**Short problem**
From the data that follows, copy every line holding the string "document".

[Records about charts and figures]
-.-.-

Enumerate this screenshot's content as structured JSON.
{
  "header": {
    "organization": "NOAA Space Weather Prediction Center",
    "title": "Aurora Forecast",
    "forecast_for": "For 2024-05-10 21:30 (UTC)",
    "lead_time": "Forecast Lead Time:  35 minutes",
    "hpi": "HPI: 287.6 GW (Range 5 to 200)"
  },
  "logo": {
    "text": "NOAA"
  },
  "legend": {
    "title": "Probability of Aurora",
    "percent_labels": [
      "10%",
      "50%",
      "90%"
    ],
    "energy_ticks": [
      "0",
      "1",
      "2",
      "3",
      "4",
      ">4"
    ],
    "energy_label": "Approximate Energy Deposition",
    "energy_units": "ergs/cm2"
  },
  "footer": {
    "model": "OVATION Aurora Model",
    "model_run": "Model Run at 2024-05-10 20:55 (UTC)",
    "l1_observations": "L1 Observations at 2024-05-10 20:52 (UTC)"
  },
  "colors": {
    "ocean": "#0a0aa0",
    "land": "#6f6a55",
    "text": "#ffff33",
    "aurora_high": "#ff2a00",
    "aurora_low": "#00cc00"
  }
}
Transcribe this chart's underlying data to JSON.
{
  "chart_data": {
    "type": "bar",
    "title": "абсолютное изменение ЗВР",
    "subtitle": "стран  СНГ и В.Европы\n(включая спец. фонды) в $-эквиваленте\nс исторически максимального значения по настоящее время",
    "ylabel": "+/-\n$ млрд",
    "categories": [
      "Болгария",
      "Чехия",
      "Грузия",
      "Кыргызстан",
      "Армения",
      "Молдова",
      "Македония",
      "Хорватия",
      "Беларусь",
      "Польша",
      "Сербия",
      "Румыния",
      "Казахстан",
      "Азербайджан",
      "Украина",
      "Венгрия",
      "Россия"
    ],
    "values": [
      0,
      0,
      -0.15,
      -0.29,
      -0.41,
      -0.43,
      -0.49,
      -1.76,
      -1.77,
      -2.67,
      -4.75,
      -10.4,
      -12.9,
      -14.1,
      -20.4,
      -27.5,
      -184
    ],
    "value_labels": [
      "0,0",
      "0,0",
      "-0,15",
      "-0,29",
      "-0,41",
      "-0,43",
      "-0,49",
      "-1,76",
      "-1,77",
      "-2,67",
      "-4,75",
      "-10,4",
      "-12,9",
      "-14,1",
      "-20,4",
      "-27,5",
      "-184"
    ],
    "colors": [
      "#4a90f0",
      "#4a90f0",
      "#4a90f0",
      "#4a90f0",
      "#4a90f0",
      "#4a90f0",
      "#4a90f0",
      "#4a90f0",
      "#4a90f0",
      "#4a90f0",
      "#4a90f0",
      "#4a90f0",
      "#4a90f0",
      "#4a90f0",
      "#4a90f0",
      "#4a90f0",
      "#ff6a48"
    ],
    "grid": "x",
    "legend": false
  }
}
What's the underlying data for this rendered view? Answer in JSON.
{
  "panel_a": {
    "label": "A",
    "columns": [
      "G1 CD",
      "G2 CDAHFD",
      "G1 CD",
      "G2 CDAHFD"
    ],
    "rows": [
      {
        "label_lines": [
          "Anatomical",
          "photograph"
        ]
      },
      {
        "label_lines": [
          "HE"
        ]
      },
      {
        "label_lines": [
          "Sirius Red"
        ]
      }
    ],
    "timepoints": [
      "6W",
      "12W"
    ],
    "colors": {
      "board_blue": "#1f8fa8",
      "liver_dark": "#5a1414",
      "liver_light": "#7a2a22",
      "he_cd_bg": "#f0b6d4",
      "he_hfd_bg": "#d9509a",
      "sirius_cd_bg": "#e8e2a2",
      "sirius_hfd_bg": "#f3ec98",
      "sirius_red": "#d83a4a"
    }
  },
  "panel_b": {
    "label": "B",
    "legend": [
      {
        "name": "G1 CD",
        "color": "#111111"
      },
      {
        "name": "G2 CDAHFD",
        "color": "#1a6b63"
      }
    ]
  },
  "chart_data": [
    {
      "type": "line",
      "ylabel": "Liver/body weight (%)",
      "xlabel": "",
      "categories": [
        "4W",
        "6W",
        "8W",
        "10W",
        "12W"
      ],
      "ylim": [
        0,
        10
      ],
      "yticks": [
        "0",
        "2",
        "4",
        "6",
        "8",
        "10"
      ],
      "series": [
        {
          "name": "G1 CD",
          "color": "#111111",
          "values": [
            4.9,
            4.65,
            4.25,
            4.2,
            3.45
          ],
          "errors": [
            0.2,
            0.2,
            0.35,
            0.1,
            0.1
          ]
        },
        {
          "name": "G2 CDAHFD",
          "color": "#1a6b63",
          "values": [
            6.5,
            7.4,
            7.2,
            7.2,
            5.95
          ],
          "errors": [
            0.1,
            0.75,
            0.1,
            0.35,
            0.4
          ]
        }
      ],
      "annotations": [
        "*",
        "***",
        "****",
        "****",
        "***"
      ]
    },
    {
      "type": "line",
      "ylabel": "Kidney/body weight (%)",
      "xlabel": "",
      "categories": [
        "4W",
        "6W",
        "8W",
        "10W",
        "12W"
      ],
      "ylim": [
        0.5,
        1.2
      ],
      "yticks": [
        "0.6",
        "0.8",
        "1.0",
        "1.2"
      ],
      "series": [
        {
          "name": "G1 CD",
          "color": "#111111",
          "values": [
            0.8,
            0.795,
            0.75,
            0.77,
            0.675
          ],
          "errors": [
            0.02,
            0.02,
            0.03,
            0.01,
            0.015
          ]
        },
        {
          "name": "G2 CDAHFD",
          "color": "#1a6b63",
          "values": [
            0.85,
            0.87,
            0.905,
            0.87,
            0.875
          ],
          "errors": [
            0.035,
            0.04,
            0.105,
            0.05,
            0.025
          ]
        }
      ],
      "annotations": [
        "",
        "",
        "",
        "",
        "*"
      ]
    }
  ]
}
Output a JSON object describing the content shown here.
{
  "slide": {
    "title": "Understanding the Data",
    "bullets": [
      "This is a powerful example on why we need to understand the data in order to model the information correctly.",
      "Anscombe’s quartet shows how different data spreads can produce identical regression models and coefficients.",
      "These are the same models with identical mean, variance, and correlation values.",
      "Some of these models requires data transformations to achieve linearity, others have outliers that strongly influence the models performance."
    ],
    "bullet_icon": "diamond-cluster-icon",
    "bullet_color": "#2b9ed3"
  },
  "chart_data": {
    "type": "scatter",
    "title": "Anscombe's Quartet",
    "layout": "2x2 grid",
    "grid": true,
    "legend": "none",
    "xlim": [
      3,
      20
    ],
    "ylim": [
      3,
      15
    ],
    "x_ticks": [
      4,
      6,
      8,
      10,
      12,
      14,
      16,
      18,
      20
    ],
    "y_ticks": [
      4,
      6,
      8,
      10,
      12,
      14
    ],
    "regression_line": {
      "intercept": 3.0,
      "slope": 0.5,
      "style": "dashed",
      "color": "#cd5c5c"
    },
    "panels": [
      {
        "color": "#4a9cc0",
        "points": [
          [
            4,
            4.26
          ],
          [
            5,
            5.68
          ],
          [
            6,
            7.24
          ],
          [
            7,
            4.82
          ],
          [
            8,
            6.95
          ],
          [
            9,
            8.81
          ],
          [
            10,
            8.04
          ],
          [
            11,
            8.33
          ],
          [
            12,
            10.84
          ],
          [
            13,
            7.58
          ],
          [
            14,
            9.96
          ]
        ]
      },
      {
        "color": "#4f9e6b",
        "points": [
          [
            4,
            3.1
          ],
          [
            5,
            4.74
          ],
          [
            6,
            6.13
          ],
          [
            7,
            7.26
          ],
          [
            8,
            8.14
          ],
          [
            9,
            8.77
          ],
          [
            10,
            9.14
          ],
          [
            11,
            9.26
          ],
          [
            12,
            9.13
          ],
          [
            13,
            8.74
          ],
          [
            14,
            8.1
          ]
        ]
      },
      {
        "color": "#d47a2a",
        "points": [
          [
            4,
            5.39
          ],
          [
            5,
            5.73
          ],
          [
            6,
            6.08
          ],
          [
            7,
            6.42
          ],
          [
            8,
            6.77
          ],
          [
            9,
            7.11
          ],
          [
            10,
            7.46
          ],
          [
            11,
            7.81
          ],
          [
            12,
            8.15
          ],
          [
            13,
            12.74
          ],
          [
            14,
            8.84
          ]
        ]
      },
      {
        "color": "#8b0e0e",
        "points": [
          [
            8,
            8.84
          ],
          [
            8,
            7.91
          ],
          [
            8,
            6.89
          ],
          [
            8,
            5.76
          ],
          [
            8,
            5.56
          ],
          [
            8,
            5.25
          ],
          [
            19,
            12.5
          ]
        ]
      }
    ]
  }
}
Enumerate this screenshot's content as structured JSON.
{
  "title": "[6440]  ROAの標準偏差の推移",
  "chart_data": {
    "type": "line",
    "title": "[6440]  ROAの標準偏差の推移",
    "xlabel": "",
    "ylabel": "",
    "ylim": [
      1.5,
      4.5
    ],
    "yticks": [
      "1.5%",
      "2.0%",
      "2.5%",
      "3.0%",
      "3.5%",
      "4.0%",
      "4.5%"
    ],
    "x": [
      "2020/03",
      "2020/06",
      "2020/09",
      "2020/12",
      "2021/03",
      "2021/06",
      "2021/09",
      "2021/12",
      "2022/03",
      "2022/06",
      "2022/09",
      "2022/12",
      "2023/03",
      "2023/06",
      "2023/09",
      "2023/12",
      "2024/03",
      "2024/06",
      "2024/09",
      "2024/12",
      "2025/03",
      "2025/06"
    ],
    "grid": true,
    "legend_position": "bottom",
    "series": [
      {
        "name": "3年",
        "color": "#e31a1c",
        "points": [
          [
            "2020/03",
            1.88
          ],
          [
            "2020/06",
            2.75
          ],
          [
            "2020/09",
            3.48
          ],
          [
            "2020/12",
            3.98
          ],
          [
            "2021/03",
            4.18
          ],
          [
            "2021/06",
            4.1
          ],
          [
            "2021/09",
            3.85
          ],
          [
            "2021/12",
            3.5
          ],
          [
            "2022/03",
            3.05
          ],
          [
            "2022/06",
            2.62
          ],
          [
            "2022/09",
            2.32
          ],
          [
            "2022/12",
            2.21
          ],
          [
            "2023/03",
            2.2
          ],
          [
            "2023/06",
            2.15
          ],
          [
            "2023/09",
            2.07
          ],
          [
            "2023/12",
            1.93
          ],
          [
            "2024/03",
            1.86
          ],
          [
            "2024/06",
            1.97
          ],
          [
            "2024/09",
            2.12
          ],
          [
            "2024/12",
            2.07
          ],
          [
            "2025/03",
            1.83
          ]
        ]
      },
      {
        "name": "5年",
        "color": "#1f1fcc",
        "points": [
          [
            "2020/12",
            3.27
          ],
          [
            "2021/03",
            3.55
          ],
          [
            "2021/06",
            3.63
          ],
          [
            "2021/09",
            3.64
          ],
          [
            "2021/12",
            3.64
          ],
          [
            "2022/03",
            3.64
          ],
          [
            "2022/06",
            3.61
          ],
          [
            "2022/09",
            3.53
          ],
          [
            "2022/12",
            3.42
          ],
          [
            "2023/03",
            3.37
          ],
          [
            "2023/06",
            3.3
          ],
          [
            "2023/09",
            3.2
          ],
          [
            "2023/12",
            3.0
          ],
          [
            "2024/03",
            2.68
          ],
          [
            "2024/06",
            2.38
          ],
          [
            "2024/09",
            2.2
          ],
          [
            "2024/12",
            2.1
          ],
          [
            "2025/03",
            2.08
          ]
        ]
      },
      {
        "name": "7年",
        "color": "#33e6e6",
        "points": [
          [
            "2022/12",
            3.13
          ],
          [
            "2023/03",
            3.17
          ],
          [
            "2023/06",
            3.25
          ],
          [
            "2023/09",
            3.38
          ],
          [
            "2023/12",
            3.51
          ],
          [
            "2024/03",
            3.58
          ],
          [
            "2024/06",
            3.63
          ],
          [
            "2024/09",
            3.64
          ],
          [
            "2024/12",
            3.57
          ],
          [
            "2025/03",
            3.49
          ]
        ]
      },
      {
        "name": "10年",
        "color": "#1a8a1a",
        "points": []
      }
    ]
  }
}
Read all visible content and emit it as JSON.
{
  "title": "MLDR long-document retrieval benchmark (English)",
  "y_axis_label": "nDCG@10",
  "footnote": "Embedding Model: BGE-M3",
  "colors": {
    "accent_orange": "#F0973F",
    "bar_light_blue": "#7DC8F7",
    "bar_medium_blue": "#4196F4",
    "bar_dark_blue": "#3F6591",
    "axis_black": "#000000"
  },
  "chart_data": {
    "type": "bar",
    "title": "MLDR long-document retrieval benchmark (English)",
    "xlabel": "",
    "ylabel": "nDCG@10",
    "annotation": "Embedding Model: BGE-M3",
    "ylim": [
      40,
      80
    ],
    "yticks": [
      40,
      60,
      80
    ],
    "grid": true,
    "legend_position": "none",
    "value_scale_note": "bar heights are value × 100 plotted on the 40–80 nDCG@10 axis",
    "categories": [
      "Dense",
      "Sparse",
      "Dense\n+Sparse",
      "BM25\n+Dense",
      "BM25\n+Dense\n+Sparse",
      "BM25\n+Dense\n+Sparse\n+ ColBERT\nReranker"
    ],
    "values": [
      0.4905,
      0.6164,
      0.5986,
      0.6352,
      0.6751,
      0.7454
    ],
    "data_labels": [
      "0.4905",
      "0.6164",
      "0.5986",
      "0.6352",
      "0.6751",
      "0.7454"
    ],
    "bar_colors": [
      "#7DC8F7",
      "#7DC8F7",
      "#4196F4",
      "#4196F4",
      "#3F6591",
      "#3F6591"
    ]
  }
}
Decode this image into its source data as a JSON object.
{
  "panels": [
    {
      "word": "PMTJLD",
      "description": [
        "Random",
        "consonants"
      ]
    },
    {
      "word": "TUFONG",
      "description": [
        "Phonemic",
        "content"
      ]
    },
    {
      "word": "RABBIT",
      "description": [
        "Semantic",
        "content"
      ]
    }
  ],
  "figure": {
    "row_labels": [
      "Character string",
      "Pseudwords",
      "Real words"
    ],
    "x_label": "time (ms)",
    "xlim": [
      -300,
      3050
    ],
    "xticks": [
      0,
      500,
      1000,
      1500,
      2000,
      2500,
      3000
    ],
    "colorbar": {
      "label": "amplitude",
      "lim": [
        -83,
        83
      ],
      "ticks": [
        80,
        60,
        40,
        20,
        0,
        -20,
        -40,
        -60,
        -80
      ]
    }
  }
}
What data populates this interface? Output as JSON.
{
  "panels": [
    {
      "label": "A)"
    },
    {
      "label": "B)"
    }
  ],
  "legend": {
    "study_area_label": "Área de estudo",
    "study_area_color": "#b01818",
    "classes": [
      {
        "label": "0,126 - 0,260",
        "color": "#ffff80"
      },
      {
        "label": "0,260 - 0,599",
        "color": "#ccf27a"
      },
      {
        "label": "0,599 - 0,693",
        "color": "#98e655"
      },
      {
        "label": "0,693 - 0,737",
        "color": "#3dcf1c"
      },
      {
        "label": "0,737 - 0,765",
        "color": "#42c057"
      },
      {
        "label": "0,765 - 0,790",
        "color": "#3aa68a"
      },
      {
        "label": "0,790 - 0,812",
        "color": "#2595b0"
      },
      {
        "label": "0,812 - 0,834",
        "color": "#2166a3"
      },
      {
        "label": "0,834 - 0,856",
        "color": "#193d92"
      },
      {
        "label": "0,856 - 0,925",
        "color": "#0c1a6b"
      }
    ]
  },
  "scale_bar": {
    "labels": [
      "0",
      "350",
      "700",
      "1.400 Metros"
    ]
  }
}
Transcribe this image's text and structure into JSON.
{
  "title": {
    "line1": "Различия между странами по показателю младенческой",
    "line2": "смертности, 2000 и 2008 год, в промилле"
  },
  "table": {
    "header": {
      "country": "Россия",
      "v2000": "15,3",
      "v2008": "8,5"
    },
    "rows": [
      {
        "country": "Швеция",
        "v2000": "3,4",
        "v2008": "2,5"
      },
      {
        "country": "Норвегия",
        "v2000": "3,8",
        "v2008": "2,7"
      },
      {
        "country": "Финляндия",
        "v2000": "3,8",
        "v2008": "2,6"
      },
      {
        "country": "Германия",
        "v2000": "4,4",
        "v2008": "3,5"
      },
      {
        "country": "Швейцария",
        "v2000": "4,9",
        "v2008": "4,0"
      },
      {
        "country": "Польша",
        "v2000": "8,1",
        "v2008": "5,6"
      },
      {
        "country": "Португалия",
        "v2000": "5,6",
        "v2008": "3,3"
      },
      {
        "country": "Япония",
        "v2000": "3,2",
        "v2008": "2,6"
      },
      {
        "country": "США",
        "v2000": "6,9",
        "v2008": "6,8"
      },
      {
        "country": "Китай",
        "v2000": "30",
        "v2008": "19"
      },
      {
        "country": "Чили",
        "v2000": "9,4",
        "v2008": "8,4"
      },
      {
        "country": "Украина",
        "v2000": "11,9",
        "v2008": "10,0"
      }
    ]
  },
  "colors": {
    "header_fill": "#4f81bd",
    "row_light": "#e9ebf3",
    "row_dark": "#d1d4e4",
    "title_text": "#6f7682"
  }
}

-.-.-

**Problem solution**
  "title": "MLDR long-document retrieval benchmark (English)",
    "title": "MLDR long-document retrieval benchmark (English)",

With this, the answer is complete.